INFORMATION GIVEN:
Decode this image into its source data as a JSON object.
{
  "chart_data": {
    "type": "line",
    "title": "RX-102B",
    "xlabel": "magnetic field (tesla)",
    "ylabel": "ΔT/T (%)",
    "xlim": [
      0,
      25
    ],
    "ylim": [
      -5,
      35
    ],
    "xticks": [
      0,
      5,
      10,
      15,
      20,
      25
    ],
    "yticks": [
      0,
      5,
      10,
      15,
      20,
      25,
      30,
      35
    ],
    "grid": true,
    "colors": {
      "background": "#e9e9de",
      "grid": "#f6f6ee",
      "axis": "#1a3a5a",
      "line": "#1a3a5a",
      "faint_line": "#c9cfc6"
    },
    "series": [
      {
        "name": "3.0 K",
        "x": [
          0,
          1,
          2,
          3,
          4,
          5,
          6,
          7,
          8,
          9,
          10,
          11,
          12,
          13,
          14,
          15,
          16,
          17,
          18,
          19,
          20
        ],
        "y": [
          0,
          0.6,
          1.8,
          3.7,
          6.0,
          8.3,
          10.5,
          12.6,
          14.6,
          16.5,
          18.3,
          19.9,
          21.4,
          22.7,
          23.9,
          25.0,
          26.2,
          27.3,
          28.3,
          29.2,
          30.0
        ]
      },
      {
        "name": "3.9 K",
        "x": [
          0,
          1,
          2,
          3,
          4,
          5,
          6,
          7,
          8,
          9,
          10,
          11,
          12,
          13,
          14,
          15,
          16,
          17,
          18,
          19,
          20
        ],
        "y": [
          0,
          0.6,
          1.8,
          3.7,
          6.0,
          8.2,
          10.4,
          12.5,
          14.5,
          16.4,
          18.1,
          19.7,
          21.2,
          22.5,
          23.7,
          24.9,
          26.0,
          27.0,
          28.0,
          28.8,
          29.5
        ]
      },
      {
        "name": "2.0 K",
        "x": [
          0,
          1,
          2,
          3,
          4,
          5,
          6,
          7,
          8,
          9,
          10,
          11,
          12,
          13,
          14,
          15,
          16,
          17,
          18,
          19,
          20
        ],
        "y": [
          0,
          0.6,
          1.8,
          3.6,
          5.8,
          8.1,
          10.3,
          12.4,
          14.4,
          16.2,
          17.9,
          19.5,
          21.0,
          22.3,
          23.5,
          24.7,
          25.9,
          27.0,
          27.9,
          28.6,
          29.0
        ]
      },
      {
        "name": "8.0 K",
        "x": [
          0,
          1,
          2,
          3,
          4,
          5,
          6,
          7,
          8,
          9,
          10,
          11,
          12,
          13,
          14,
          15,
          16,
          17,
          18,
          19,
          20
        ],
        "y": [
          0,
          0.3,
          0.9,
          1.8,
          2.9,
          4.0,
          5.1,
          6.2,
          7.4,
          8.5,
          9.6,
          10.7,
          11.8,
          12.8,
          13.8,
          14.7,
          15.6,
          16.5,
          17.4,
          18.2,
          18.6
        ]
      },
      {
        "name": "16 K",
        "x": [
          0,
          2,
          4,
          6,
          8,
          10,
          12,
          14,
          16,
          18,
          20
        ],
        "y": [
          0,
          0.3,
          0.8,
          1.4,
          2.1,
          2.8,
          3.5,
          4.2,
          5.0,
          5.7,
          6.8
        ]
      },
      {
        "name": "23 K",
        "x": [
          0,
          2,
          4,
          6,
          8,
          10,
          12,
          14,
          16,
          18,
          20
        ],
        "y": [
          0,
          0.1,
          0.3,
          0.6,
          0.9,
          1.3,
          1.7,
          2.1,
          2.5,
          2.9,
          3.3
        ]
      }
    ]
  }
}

EXERCISE: Copy each line containing the word "name" from the data.

SOLUTION:
        "name": "3.0 K",
        "name": "3.9 K",
        "name": "2.0 K",
        "name": "8.0 K",
        "name": "16 K",
        "name": "23 K",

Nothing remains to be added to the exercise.